[BEGIN Data supplied]

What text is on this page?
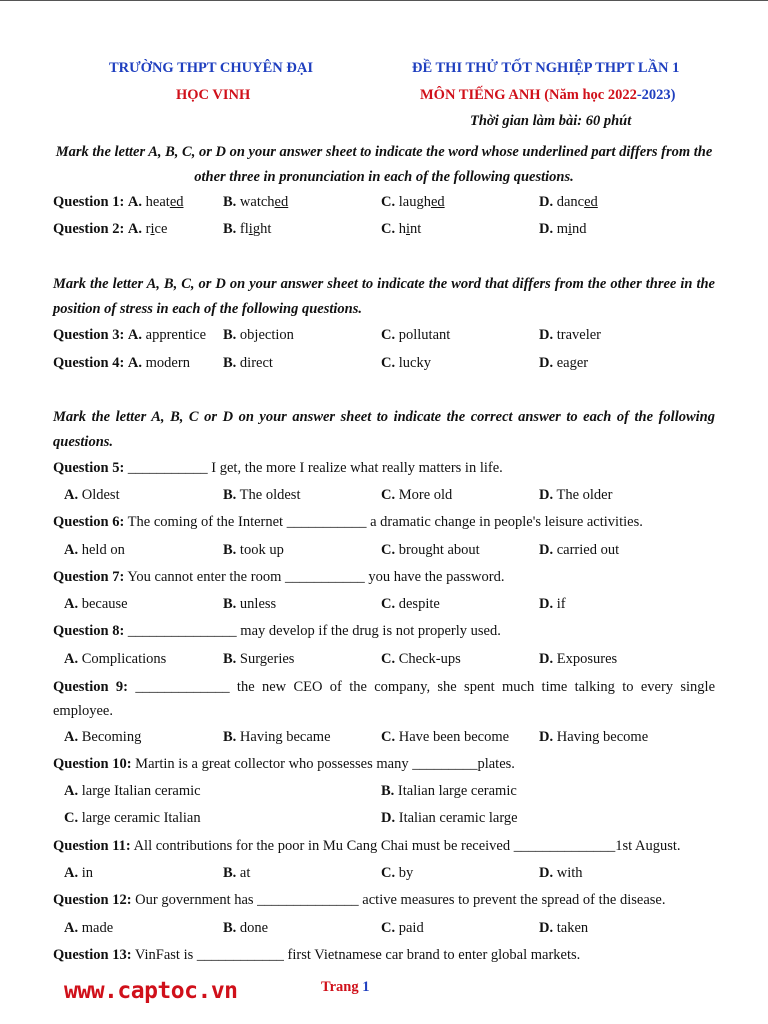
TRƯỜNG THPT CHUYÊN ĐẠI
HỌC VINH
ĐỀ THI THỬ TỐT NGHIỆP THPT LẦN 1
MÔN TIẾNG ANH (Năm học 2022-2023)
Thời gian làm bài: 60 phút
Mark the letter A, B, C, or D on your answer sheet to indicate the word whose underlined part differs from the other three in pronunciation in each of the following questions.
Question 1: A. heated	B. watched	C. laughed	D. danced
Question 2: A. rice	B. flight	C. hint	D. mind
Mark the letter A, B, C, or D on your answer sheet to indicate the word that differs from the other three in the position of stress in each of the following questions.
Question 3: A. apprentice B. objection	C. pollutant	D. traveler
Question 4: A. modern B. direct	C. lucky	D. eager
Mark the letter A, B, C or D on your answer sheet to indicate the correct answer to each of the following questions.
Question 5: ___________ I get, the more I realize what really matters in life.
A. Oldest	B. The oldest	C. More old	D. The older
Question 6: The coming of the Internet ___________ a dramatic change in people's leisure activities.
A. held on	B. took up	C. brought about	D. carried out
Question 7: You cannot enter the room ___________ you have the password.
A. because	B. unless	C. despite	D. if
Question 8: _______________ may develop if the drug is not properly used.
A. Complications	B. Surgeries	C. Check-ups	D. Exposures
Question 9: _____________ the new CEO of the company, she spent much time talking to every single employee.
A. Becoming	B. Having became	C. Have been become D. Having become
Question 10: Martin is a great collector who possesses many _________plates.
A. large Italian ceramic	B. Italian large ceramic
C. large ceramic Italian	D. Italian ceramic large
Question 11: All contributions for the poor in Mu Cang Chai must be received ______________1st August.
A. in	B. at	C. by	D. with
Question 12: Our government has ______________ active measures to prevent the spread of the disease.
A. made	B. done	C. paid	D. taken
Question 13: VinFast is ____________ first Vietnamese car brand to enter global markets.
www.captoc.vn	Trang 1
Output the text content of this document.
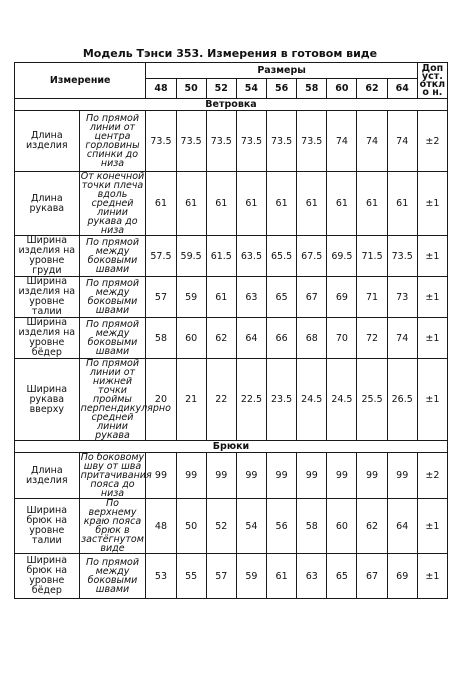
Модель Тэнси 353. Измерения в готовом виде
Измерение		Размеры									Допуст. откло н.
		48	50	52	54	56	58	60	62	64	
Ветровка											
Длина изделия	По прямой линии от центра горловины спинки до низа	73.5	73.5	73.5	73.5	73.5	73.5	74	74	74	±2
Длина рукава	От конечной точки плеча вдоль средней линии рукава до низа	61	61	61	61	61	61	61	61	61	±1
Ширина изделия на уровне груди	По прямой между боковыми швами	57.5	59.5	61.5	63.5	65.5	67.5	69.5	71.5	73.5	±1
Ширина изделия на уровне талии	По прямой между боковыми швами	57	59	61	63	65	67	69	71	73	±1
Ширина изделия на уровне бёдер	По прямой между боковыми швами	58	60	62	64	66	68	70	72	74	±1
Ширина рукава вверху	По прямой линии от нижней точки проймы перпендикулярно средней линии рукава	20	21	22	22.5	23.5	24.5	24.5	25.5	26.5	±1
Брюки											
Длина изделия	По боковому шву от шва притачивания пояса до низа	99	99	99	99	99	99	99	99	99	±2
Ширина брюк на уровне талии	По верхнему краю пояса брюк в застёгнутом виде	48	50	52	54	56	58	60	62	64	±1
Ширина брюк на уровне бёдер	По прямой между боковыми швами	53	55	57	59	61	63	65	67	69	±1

[END Data supplied]

Exercise objective>
Go through the material and copy out every line with "enter" in it.

Answer to this task>
Question 7: You cannot enter the room ___________ you have the password.
Question 13: VinFast is ____________ first Vietnamese car brand to enter global markets.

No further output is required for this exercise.